## Begin EXCERPT PROVIDED
Such as shift in perspective on I was Nineteen would also suggest a less symmetrical and more implicated reading of the German-Soviet matrix around which Wolf has spun not only I was Nineteen, but also the earlier Sonnensucher and the subsequent Mama, I am Alive! [Mama, ich lebe]. When set against the German-American axis so prominently figuring in, say, Wenders, Reitz and Fassbinder,33 it no longer seems too far fetched to think of the common basis of several directors' cinematic versions of 'national foundation films' as rooted in the classical movie tropes, such as the frontier with its definition of national identity and otherness, its geography of homelands, enclaves of civilization, and minority reservations? What the road movie is for Wenders, the family odyssey for Reitz, and the female melodrama for Fassbinder had already emerged in Wolf as a keen appreciation of the classical western, in the manner of John Ford, Robert Aldrich, or even Sam Fuller! In this light, Gregor, the hero of I was Nineteen, is perhaps best understood as the typical western figure of the Indian scout (rather than a returning Ulysses), allowing one to trace the ways in which I was Nineteen redistributes otherness in complex but significant ways among Russians, Germans, Wehrmacht soldiers, and S.S. members. Indeed, the final siege reproduces the geographical organizations of the western's classic plot situations and spatial set-ups from Stagecoach, Apache, or Run of the Arrow. Their recurrence in I was Nineteen adds a quite distinct movie-mythological layer, which enters into competition with the more classical mythology of Styx and Lethe, also evoked by the river landscapes and symbolic crossings staged in a Mark Brandenburg that has all the harsh solitariness, but also the resolute solidity of an East Prussian outpost of the Germanic pioneer spirit.34

Performing the Everyday: Solo Sunny

With Solo Sunny (1980),35 one is struck by another related discursive level, from which a comparative or integrative historiography might generate a set of terms useful in redefining some of the driving forces behind postwar German cinema. It concerns the representation of female subjectivity not across sexual liberation (in this respect Sunny needs no liberation, her autonomy is established in the very first lines of the film: "going to bed with me comes without breakfast in the morning," she says at one point), but through the mediation of the public sphere of show-business, signaled via the stage, microphones, and amplifiers, self-exhibition and spectacle. In the German cinema, this tradition of female self-representation as spectacle is, of course, most memorably (and ambiguously) exploited in Ufa revue and operetta films of the 1930s and early 1940s: Zarah Leander and Marika Rökk being the best remembered instances. As we know, by the time Solo Sunny was made, this particular model of problematizing female subjectivity via exhibition and spectacle was being rewritten by directors associated with New (West) German cinema, most eminently perhaps in the films of Fassbinder, who himself not only rewrote Ufa show-vehicles (in Lili Marleen), but like so many other European filmmakers of the 1970s, took the female artiste as a metaphor for linking fascism and show-business, while steering the concept of identity past political, ideological, or gendered absolutes toward different breaks, continuities, and disjunctures.

If one situates Solo Sunny within this very controversial field of reference, at the outer vanishing point of the triangular constellation of writing and rewriting, there emerges another film, as a kind of relay for all three cinematic modes across historical time and national boundaries: this film is Bob Fosse's 1972 Cabaret, and its heroine Sally Bowles directly evoked at several moments in Solo Sunny, and thus all the more important as a catalyst for the German cinema in respect to its controversial cinematic and national traditions, worked through in relation to female subjectivity, popular culture, and the public sphere.
## End EXCERPT PROVIDED
## Begin GIVEN RECORDS
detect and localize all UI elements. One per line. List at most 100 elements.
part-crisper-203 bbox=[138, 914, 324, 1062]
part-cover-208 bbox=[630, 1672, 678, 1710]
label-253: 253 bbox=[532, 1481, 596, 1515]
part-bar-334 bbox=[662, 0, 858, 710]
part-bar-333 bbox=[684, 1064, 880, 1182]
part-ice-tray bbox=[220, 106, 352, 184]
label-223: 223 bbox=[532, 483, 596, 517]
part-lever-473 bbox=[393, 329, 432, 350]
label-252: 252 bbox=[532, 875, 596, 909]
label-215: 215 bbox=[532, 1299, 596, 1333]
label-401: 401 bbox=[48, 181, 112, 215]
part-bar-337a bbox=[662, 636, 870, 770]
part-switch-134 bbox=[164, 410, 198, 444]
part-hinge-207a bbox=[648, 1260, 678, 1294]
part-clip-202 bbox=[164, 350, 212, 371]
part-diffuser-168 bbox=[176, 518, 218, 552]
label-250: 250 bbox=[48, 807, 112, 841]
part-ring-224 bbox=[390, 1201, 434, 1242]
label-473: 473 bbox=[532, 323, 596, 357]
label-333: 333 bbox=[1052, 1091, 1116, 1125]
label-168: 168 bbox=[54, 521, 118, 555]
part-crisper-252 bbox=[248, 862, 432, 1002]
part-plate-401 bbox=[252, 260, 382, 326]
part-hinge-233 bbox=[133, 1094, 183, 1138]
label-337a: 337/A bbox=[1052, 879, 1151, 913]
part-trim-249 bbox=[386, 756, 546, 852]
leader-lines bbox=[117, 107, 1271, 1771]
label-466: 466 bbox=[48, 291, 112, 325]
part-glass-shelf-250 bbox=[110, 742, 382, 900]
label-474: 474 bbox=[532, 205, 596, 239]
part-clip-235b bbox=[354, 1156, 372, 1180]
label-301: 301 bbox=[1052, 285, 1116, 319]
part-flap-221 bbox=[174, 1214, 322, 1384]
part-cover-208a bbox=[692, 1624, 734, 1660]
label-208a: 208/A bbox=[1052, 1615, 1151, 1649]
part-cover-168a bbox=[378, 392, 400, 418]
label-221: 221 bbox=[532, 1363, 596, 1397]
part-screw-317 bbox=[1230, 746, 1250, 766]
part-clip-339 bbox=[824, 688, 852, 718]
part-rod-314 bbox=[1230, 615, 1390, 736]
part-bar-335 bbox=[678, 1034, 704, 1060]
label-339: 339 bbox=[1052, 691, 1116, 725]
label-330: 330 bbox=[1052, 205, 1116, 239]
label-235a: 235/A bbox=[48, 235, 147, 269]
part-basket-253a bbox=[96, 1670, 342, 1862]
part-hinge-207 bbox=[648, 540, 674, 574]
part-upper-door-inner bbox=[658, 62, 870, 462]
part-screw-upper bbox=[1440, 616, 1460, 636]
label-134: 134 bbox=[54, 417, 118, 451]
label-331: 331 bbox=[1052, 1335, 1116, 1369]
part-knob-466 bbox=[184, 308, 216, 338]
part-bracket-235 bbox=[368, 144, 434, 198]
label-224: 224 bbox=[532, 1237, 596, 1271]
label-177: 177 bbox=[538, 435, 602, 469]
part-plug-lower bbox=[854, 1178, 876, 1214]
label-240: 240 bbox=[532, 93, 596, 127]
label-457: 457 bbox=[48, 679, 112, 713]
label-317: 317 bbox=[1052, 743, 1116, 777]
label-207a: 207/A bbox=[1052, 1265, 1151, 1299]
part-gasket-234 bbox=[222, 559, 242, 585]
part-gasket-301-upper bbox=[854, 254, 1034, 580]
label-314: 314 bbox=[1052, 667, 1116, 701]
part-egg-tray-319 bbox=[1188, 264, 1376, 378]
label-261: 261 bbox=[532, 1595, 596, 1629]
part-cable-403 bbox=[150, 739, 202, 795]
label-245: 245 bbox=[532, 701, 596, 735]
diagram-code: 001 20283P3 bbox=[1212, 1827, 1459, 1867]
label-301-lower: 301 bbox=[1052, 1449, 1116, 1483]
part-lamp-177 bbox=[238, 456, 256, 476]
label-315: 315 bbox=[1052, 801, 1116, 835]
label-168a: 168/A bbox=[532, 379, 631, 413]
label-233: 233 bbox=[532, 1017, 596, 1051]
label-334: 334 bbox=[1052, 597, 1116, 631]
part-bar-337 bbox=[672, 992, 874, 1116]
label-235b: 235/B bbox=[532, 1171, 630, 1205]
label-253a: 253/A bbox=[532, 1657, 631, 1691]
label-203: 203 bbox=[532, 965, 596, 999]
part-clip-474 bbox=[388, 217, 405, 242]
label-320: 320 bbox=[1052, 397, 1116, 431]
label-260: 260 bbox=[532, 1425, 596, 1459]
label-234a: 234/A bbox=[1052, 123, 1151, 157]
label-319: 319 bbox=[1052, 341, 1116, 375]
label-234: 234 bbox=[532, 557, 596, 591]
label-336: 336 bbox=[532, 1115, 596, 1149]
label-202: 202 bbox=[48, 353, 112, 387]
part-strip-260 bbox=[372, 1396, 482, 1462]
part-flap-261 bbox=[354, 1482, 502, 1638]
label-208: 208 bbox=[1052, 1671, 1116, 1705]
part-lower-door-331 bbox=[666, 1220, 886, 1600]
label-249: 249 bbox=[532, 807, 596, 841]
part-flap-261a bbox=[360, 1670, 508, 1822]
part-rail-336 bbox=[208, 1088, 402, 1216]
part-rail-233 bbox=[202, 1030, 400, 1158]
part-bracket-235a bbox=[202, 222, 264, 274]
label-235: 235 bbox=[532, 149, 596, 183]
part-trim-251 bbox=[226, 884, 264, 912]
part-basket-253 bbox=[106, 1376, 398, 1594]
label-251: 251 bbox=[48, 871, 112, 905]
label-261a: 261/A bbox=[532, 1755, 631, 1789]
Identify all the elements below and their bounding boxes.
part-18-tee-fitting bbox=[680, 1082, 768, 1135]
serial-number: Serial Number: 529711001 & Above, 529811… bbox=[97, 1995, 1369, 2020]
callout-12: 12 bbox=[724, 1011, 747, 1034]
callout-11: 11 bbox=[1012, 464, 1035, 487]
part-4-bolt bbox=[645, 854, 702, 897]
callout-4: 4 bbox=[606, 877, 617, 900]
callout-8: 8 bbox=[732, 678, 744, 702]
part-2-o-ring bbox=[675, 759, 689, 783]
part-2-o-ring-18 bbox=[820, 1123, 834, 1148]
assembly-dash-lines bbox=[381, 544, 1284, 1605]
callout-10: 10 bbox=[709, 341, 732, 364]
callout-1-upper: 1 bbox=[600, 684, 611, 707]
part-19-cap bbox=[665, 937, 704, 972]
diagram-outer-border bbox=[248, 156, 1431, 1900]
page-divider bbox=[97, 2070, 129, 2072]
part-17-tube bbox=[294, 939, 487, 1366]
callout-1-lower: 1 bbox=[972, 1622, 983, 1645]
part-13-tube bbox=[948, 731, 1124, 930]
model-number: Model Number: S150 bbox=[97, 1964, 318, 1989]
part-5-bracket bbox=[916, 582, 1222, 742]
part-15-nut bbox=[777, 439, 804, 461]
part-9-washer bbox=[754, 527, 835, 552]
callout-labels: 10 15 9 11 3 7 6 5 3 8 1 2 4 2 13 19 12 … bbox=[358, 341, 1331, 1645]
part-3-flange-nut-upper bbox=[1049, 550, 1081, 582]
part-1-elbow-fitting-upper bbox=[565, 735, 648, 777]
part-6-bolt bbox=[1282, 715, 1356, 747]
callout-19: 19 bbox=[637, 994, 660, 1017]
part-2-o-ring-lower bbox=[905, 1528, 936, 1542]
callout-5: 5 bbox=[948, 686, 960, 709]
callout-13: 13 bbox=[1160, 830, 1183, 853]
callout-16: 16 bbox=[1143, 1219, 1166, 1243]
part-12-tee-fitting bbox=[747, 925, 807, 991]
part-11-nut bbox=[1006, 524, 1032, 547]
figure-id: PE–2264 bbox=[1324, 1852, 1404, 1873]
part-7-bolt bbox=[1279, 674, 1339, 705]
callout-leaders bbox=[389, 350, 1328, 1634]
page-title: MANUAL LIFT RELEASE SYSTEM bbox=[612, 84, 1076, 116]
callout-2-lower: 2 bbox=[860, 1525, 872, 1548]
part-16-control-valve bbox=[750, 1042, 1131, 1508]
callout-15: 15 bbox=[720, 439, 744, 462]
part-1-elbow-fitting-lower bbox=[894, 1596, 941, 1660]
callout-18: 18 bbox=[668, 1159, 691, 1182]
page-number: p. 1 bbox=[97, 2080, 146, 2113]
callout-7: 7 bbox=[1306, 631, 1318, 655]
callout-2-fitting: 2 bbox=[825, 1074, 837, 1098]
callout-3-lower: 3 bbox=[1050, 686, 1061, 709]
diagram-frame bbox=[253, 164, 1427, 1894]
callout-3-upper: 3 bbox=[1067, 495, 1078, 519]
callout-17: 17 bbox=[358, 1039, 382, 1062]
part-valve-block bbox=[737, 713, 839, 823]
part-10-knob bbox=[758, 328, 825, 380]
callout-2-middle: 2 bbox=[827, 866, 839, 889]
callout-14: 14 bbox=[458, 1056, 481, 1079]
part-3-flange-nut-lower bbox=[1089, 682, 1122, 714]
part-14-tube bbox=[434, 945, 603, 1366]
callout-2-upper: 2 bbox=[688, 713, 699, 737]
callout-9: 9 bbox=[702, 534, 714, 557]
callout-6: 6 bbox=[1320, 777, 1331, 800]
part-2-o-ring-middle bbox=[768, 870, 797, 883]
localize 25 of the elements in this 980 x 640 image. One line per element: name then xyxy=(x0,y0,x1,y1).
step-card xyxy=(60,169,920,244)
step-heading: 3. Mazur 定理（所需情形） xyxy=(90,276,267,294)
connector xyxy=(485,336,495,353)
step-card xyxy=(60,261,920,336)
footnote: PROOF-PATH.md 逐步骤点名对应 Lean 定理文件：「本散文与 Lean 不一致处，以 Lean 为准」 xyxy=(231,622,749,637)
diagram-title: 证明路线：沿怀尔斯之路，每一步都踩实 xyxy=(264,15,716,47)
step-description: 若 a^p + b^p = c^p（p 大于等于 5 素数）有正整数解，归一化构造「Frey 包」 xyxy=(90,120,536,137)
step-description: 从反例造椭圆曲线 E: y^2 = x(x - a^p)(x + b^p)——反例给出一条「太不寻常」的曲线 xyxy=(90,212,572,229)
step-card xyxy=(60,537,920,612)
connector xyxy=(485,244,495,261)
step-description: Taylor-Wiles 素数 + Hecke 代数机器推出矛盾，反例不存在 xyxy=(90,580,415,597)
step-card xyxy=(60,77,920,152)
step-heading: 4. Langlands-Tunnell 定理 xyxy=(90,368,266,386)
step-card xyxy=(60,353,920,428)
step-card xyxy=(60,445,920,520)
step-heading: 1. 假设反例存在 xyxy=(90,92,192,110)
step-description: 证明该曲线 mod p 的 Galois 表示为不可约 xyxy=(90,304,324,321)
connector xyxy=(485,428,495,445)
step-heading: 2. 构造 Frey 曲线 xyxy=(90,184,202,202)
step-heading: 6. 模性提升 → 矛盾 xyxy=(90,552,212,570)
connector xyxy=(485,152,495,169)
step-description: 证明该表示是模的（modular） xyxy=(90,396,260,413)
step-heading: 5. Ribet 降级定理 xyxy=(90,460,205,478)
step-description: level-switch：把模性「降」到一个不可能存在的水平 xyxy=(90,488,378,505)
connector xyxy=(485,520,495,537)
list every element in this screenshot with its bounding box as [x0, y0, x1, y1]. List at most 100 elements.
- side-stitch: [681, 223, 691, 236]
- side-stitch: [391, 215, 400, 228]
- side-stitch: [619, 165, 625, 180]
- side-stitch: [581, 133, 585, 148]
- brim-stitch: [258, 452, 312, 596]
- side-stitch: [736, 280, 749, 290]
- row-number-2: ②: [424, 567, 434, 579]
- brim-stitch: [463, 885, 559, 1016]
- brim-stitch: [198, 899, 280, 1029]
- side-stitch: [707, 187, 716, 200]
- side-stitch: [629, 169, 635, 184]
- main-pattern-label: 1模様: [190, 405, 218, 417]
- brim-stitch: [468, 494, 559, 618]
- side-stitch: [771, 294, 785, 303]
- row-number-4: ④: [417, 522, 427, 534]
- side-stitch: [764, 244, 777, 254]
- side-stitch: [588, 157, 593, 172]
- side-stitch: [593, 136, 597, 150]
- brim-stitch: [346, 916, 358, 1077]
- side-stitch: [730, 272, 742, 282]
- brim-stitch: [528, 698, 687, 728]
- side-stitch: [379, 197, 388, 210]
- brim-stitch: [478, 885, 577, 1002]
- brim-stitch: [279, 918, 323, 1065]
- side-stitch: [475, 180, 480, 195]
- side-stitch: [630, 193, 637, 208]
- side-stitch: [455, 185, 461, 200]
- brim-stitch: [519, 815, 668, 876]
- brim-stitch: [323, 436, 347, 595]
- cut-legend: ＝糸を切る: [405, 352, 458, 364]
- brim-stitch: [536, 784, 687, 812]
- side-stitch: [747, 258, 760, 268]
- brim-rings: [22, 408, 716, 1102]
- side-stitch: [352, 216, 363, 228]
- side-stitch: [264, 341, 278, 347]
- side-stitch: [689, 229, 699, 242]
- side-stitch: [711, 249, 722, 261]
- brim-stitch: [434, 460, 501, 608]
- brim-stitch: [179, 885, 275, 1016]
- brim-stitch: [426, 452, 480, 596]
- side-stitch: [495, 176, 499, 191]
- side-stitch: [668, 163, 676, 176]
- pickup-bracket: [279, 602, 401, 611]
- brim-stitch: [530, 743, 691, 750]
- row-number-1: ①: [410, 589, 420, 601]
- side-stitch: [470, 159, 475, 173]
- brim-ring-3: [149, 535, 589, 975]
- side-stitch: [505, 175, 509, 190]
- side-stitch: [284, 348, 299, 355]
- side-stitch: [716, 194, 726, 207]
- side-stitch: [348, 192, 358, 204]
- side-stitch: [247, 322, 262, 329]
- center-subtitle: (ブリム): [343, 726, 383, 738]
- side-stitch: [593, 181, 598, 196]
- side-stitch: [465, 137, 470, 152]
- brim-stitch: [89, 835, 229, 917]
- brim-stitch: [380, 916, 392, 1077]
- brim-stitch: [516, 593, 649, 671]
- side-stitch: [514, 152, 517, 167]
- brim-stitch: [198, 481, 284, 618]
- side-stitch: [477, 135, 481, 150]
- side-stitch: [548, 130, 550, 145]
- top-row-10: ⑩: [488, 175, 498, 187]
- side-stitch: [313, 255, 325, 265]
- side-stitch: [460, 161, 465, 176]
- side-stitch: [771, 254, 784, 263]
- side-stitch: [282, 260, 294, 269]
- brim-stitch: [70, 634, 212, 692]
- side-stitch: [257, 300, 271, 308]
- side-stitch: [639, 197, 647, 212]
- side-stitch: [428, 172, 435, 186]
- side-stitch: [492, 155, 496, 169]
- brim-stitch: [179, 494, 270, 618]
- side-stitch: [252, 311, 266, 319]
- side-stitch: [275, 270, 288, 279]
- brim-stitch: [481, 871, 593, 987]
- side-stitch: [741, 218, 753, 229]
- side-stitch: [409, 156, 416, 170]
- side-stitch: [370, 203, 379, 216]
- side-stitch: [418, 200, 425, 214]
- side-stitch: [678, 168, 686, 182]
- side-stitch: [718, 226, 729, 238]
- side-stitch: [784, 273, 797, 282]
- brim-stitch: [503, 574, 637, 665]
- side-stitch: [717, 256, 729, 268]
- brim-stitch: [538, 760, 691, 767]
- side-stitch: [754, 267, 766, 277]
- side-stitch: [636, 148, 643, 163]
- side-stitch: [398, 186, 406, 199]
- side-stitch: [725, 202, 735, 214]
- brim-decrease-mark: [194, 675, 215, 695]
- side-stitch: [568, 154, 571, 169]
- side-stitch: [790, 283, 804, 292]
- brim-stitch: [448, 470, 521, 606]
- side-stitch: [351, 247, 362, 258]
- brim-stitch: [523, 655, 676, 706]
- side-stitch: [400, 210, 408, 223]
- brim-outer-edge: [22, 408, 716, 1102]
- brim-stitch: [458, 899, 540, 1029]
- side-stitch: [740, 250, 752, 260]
## End GIVEN RECORDS
WHAT TO WORK ON =>
(1) Decide whether each statement below agrees with the excerpt on Wolf's films. Answer yes or no for each, and quote the deciding words exactly. (a) Gregor, the hero of I was Nineteen, is best understood as a returning Ulysses. (b) Fassbinder rewrote Ufa show-vehicles in Lili Marleen. (c) Sunny's autonomy is established in the final lines of Solo Sunny.
(2) Summarize the excerpt on Wolf's films in three sentences.
(3) Continue the excerpt on Wolf's films from its final sentence.

ANSWERS FOR THE TASKS =>
(1)
(a) No: "is perhaps best understood as the typical western figure of the Indian scout (rather than a returning Ulysses)"
(b) Yes: "who himself not only rewrote Ufa show-vehicles (in Lili Marleen)"
(c) No: "her autonomy is established in the very first lines of the film"

(2) I was Nineteen can be read through the classical western. Its hero Gregor resembles the Indian scout, and its final siege reproduces the spatial set-ups of films like Stagecoach, Apache, or Run of the Arrow. Solo Sunny represents female subjectivity through the public sphere of show-business, a tradition running from Ufa revue films through Fassbinder, and Bob Fosse's 1972 Cabaret, whose heroine Sally Bowles is evoked in Solo Sunny, acts as a relay across these cinematic modes.

(3)
What precisely the presence of this particular constellation Nazi cinema/Hollywood/Fassbinder/Solo Sunny adds by way of another, metacritical dimension to the film's engagement with contemporary GDR reality is something we refrain from speculating on. There are a number of possibly fortuitous points of contact, which such a transversal reading of aspects of Wolf's films establishes with West German, European, and Hollywood cinematic practices and generic codes. The question of their relevance seems, at the very least, a legitimate one, and perhaps even one that makes comments such as Hanni van Haiden's a little more difficult in the future, not only in film classes but even on German television.

Conclusion: Wolf and Fassbinder 1982/1992

With Solo Sunny one has, in a sense, come full circle, focusing – as with Lissy - on the female heroine, and locating the question of cinematic representations of German history squarely in the legacy of Nazi cinema. The combination of national stylistic traditions and international genres, of the vanishing historical referent and female subjectivity give the imaginary mode of the cinema a special function in the narrativization of present contradictions and past realities. On the way to an integrative and international history of the German cinema, Konrad Wolf and his films therefore appear to provide something of a missing link in this history, representing a work no less challenging and controversial than that of any other German director long acknowledged as a key figure. To take note of the work of Wolf also means that the oedipal break which has so strongly marked the politics and the theorization of West German cinema, the gap would be both closed and remarked between directors born before 1920 (e.g., Kurt Hoffmann, Rolf Hansen, and Veit Harlan, but also Helmut Kautner, Wolfgang Staudte, and Bernhard Wicki), and the directors of the Young and New German Cinema born in the mid-1930s and 1940s (Kluge, Reitz Syberberg, Wenders, Herzog, and Fassbinder). It is worth noting that not only Wolf, born in 1925, but most of the other directors of the so-called second DEFA generation36 – Gerhard Klein (1920), Egon Günther (1927), Günter Reisch (1927), Heiner Carow (1929), Joachim Kunert (1929), Frank Vogel (1929), Ralf Kirsten (1930), and Konrad Petzold (1930) – were born between 1920 and 1930, a generation virtually absent from West German cinema.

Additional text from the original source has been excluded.